**Dataset items:**
........
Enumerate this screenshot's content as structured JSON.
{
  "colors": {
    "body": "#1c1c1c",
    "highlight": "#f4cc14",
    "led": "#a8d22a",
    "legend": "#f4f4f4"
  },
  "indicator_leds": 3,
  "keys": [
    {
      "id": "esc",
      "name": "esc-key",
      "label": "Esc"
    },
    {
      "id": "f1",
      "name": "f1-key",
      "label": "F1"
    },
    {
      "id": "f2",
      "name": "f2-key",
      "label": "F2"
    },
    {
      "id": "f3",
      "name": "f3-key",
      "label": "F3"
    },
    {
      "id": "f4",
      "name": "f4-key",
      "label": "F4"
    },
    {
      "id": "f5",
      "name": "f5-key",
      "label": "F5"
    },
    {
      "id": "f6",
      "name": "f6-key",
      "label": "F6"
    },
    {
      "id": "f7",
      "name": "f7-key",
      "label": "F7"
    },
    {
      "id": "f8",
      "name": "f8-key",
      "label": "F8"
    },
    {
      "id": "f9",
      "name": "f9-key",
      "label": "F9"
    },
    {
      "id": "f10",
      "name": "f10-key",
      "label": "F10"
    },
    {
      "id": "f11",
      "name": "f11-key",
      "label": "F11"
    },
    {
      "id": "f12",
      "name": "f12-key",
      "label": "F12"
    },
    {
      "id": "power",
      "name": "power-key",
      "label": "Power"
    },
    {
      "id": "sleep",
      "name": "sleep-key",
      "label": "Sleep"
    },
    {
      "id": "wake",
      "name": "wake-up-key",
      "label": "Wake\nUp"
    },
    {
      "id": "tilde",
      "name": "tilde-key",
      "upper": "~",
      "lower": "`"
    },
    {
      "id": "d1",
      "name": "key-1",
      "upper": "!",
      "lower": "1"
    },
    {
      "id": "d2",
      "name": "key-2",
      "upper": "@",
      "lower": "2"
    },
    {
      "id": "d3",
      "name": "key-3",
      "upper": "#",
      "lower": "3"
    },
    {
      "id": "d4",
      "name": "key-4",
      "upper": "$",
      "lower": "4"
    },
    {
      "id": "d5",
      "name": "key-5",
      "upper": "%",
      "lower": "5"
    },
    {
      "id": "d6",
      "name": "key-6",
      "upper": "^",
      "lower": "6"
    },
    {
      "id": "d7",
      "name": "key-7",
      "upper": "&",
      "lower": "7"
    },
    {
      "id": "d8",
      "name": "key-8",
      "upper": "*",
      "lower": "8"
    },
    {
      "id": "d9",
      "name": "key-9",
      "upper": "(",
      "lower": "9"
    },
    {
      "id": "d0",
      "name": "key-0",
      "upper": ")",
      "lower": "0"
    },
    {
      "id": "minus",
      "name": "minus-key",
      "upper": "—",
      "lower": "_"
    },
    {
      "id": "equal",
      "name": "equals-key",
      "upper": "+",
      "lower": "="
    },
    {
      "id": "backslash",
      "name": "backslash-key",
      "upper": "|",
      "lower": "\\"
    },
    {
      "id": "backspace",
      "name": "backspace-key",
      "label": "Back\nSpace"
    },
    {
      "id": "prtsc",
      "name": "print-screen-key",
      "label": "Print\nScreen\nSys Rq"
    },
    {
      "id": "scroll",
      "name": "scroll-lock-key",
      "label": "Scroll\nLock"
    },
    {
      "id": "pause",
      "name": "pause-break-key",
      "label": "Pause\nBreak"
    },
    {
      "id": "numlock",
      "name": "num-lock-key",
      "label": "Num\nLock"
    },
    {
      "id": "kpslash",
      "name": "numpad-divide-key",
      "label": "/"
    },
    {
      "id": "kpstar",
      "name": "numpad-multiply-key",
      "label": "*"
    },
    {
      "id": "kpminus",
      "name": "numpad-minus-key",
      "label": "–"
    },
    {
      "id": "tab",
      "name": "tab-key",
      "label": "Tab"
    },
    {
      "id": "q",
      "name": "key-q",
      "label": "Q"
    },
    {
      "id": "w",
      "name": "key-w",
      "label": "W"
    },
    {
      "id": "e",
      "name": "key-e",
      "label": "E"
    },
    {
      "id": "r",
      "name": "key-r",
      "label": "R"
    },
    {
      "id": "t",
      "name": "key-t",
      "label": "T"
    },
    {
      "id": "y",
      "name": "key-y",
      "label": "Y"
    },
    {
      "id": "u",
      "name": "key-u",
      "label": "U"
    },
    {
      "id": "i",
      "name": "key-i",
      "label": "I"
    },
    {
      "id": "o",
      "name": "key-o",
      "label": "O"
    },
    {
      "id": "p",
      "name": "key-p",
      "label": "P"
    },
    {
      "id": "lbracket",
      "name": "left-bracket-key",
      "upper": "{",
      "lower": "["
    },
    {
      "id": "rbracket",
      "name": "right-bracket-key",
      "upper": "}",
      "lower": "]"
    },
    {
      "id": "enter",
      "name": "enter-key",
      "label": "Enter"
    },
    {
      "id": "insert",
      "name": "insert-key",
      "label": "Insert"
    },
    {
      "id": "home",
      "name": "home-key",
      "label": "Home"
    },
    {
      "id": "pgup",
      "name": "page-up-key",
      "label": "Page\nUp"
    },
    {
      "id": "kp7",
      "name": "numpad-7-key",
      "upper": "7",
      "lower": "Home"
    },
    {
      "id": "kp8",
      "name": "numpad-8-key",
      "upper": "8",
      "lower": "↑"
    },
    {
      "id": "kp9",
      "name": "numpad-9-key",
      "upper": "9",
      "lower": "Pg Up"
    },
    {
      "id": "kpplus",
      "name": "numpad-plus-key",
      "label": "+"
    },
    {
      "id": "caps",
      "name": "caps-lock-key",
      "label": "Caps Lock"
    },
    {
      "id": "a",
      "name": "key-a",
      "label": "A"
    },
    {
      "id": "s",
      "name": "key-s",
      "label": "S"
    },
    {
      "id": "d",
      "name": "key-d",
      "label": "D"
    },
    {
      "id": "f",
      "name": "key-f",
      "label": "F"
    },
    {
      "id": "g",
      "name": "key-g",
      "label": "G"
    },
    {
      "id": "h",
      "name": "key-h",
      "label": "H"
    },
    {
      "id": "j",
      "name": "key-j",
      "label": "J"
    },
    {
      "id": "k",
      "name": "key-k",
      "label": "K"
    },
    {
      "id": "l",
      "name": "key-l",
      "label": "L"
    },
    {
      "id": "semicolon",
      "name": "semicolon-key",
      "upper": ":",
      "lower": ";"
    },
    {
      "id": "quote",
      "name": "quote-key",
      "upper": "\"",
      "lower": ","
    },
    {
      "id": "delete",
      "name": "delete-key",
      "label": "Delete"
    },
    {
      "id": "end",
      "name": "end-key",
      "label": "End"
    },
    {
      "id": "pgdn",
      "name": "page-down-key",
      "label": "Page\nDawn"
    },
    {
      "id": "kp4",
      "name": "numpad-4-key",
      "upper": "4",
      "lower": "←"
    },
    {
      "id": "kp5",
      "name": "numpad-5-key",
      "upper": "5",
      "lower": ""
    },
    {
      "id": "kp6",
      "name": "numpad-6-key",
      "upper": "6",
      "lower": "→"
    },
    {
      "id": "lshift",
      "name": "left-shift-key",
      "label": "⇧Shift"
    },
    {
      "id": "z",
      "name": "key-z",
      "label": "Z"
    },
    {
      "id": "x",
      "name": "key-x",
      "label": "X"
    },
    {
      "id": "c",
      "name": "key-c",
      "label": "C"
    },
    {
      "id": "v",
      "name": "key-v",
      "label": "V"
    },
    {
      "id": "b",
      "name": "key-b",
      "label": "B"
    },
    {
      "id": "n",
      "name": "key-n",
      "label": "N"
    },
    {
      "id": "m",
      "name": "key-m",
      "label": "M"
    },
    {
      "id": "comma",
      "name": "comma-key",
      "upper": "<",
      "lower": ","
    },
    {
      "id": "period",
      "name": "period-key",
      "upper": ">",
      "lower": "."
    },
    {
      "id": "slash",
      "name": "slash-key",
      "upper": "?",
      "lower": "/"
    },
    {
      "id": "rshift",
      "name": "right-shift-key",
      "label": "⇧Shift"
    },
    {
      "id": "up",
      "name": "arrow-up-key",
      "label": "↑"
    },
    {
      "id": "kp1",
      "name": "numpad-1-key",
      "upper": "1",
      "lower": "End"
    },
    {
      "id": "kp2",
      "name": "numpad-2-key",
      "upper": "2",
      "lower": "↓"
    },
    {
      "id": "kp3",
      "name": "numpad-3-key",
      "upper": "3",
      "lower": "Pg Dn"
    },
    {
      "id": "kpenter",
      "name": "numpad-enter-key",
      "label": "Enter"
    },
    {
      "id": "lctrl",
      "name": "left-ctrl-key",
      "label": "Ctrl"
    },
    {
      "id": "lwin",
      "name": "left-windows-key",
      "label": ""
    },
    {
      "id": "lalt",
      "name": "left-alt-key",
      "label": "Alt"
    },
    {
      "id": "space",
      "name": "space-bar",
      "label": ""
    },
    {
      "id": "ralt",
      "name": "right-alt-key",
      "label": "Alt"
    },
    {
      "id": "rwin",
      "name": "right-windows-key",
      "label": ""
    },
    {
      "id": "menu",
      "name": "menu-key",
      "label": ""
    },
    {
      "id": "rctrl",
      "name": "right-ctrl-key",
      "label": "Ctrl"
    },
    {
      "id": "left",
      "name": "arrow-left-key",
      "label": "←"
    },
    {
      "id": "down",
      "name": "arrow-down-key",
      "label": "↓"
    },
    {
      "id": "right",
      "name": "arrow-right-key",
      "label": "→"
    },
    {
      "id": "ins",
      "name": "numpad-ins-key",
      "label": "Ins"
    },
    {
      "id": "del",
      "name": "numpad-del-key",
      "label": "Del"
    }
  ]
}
........
**What needs to be done:** Pull out all lines from the listing that contain the string "left".

**Task response:**
      "name": "left-bracket-key",
      "name": "left-shift-key",
      "name": "left-ctrl-key",
      "name": "left-windows-key",
      "name": "left-alt-key",
      "id": "left",
      "name": "arrow-left-key",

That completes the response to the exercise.